### RECORD SET
━━━━━━━━
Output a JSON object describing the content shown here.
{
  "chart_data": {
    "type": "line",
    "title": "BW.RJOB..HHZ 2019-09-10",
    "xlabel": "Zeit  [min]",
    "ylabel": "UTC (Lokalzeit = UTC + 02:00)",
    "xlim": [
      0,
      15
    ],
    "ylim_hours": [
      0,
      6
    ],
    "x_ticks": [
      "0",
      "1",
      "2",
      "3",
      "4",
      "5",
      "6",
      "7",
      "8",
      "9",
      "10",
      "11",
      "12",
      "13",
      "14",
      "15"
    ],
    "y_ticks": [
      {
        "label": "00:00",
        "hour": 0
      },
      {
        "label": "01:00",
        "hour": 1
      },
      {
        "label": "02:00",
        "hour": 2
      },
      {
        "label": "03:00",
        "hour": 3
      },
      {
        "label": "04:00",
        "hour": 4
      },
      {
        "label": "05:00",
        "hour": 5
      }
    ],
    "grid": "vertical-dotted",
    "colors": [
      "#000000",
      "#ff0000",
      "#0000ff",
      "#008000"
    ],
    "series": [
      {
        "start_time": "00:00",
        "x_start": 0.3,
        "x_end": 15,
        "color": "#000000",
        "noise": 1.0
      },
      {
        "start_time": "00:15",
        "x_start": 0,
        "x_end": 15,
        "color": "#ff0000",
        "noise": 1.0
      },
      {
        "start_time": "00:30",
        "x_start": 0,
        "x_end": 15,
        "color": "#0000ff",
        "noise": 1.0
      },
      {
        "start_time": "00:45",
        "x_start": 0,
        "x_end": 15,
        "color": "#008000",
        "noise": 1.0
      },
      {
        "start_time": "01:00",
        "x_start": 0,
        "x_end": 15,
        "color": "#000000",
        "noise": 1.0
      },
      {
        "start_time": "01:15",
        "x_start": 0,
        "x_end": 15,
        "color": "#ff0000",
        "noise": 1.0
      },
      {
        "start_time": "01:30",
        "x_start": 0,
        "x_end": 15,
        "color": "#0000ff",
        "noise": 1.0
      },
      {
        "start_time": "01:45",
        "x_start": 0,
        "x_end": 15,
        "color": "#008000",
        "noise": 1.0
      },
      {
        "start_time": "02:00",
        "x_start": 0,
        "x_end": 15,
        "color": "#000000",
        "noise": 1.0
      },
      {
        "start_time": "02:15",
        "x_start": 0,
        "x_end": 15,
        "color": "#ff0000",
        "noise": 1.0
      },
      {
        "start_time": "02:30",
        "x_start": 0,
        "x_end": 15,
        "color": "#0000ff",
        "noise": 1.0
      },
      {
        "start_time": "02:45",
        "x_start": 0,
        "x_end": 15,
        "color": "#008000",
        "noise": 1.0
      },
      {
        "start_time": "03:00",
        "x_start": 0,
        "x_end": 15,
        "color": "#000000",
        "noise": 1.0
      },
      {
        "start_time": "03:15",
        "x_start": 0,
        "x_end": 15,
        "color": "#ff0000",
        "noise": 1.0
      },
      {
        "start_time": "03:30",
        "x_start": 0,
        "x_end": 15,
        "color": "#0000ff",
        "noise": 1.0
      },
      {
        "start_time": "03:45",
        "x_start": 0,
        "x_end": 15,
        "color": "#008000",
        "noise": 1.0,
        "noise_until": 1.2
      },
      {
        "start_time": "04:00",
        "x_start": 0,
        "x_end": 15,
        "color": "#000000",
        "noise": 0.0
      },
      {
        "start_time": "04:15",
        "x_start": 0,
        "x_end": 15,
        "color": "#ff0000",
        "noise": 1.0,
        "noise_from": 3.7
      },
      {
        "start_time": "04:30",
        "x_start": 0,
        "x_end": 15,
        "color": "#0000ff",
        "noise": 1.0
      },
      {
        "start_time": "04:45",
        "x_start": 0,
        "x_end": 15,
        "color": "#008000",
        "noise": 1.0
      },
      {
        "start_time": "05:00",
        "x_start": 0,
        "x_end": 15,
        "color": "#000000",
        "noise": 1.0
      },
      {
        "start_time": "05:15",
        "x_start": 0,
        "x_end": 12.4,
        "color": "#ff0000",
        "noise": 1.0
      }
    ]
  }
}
━━━━━━━━
### WORK REQUIRED
Transcribe all of the entries without altering anything.

### EXERCISE OUTPUT
Output a JSON object describing the content shown here.
{
  "chart_data": {
    "type": "line",
    "title": "BW.RJOB..HHZ 2019-09-10",
    "xlabel": "Zeit  [min]",
    "ylabel": "UTC (Lokalzeit = UTC + 02:00)",
    "xlim": [
      0,
      15
    ],
    "ylim_hours": [
      0,
      6
    ],
    "x_ticks": [
      "0",
      "1",
      "2",
      "3",
      "4",
      "5",
      "6",
      "7",
      "8",
      "9",
      "10",
      "11",
      "12",
      "13",
      "14",
      "15"
    ],
    "y_ticks": [
      {
        "label": "00:00",
        "hour": 0
      },
      {
        "label": "01:00",
        "hour": 1
      },
      {
        "label": "02:00",
        "hour": 2
      },
      {
        "label": "03:00",
        "hour": 3
      },
      {
        "label": "04:00",
        "hour": 4
      },
      {
        "label": "05:00",
        "hour": 5
      }
    ],
    "grid": "vertical-dotted",
    "colors": [
      "#000000",
      "#ff0000",
      "#0000ff",
      "#008000"
    ],
    "series": [
      {
        "start_time": "00:00",
        "x_start": 0.3,
        "x_end": 15,
        "color": "#000000",
        "noise": 1.0
      },
      {
        "start_time": "00:15",
        "x_start": 0,
        "x_end": 15,
        "color": "#ff0000",
        "noise": 1.0
      },
      {
        "start_time": "00:30",
        "x_start": 0,
        "x_end": 15,
        "color": "#0000ff",
        "noise": 1.0
      },
      {
        "start_time": "00:45",
        "x_start": 0,
        "x_end": 15,
        "color": "#008000",
        "noise": 1.0
      },
      {
        "start_time": "01:00",
        "x_start": 0,
        "x_end": 15,
        "color": "#000000",
        "noise": 1.0
      },
      {
        "start_time": "01:15",
        "x_start": 0,
        "x_end": 15,
        "color": "#ff0000",
        "noise": 1.0
      },
      {
        "start_time": "01:30",
        "x_start": 0,
        "x_end": 15,
        "color": "#0000ff",
        "noise": 1.0
      },
      {
        "start_time": "01:45",
        "x_start": 0,
        "x_end": 15,
        "color": "#008000",
        "noise": 1.0
      },
      {
        "start_time": "02:00",
        "x_start": 0,
        "x_end": 15,
        "color": "#000000",
        "noise": 1.0
      },
      {
        "start_time": "02:15",
        "x_start": 0,
        "x_end": 15,
        "color": "#ff0000",
        "noise": 1.0
      },
      {
        "start_time": "02:30",
        "x_start": 0,
        "x_end": 15,
        "color": "#0000ff",
        "noise": 1.0
      },
      {
        "start_time": "02:45",
        "x_start": 0,
        "x_end": 15,
        "color": "#008000",
        "noise": 1.0
      },
      {
        "start_time": "03:00",
        "x_start": 0,
        "x_end": 15,
        "color": "#000000",
        "noise": 1.0
      },
      {
        "start_time": "03:15",
        "x_start": 0,
        "x_end": 15,
        "color": "#ff0000",
        "noise": 1.0
      },
      {
        "start_time": "03:30",
        "x_start": 0,
        "x_end": 15,
        "color": "#0000ff",
        "noise": 1.0
      },
      {
        "start_time": "03:45",
        "x_start": 0,
        "x_end": 15,
        "color": "#008000",
        "noise": 1.0,
        "noise_until": 1.2
      },
      {
        "start_time": "04:00",
        "x_start": 0,
        "x_end": 15,
        "color": "#000000",
        "noise": 0.0
      },
      {
        "start_time": "04:15",
        "x_start": 0,
        "x_end": 15,
        "color": "#ff0000",
        "noise": 1.0,
        "noise_from": 3.7
      },
      {
        "start_time": "04:30",
        "x_start": 0,
        "x_end": 15,
        "color": "#0000ff",
        "noise": 1.0
      },
      {
        "start_time": "04:45",
        "x_start": 0,
        "x_end": 15,
        "color": "#008000",
        "noise": 1.0
      },
      {
        "start_time": "05:00",
        "x_start": 0,
        "x_end": 15,
        "color": "#000000",
        "noise": 1.0
      },
      {
        "start_time": "05:15",
        "x_start": 0,
        "x_end": 12.4,
        "color": "#ff0000",
        "noise": 1.0
      }
    ]
  }
}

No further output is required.